[Figure record extracts]
▼

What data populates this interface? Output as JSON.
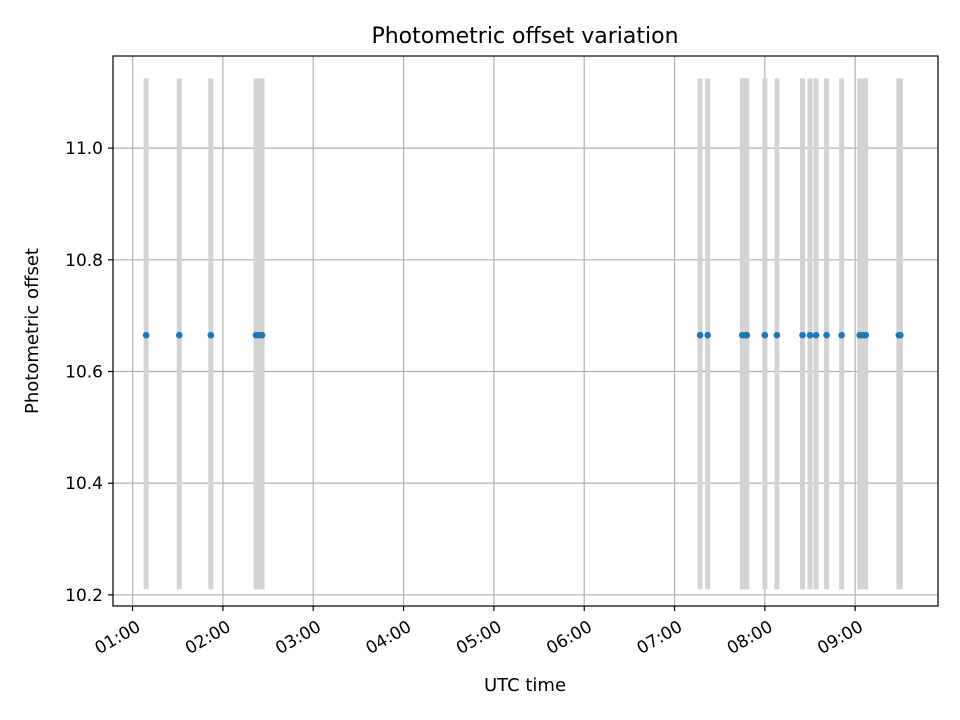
{
  "chart_data": {
    "type": "scatter",
    "title": "Photometric offset variation",
    "xlabel": "UTC time",
    "ylabel": "Photometric offset",
    "xlim": [
      "00:47",
      "09:55"
    ],
    "ylim": [
      10.18,
      11.165
    ],
    "xticks": [
      "01:00",
      "02:00",
      "03:00",
      "04:00",
      "05:00",
      "06:00",
      "07:00",
      "08:00",
      "09:00"
    ],
    "yticks": [
      "10.2",
      "10.4",
      "10.6",
      "10.8",
      "11.0"
    ],
    "grid": true,
    "series": [
      {
        "points": [
          {
            "x": "01:09",
            "y": 10.665,
            "ylow": 10.21,
            "yhigh": 11.125
          },
          {
            "x": "01:31",
            "y": 10.665,
            "ylow": 10.21,
            "yhigh": 11.125
          },
          {
            "x": "01:52",
            "y": 10.665,
            "ylow": 10.21,
            "yhigh": 11.125
          },
          {
            "x": "02:22",
            "y": 10.665,
            "ylow": 10.21,
            "yhigh": 11.125
          },
          {
            "x": "02:24",
            "y": 10.665,
            "ylow": 10.21,
            "yhigh": 11.125
          },
          {
            "x": "02:26",
            "y": 10.665,
            "ylow": 10.21,
            "yhigh": 11.125
          },
          {
            "x": "07:17",
            "y": 10.665,
            "ylow": 10.21,
            "yhigh": 11.125
          },
          {
            "x": "07:22",
            "y": 10.665,
            "ylow": 10.21,
            "yhigh": 11.125
          },
          {
            "x": "07:45",
            "y": 10.665,
            "ylow": 10.21,
            "yhigh": 11.125
          },
          {
            "x": "07:47",
            "y": 10.665,
            "ylow": 10.21,
            "yhigh": 11.125
          },
          {
            "x": "07:48",
            "y": 10.665,
            "ylow": 10.21,
            "yhigh": 11.125
          },
          {
            "x": "08:00",
            "y": 10.665,
            "ylow": 10.21,
            "yhigh": 11.125
          },
          {
            "x": "08:08",
            "y": 10.665,
            "ylow": 10.21,
            "yhigh": 11.125
          },
          {
            "x": "08:25",
            "y": 10.665,
            "ylow": 10.21,
            "yhigh": 11.125
          },
          {
            "x": "08:30",
            "y": 10.665,
            "ylow": 10.21,
            "yhigh": 11.125
          },
          {
            "x": "08:34",
            "y": 10.665,
            "ylow": 10.21,
            "yhigh": 11.125
          },
          {
            "x": "08:41",
            "y": 10.665,
            "ylow": 10.21,
            "yhigh": 11.125
          },
          {
            "x": "08:51",
            "y": 10.665,
            "ylow": 10.21,
            "yhigh": 11.125
          },
          {
            "x": "09:03",
            "y": 10.665,
            "ylow": 10.21,
            "yhigh": 11.125
          },
          {
            "x": "09:05",
            "y": 10.665,
            "ylow": 10.21,
            "yhigh": 11.125
          },
          {
            "x": "09:07",
            "y": 10.665,
            "ylow": 10.21,
            "yhigh": 11.125
          },
          {
            "x": "09:29",
            "y": 10.665,
            "ylow": 10.21,
            "yhigh": 11.125
          },
          {
            "x": "09:30",
            "y": 10.665,
            "ylow": 10.21,
            "yhigh": 11.125
          }
        ]
      }
    ],
    "colors": {
      "point": "#1f77b4",
      "errorbar": "#d3d3d3",
      "grid": "#b0b0b0"
    }
  }
}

▲

_GOAL_. Copy out every line of the data that includes "Photometric".

_ANSWER IN FULL_.
    "title": "Photometric offset variation",
    "ylabel": "Photometric offset",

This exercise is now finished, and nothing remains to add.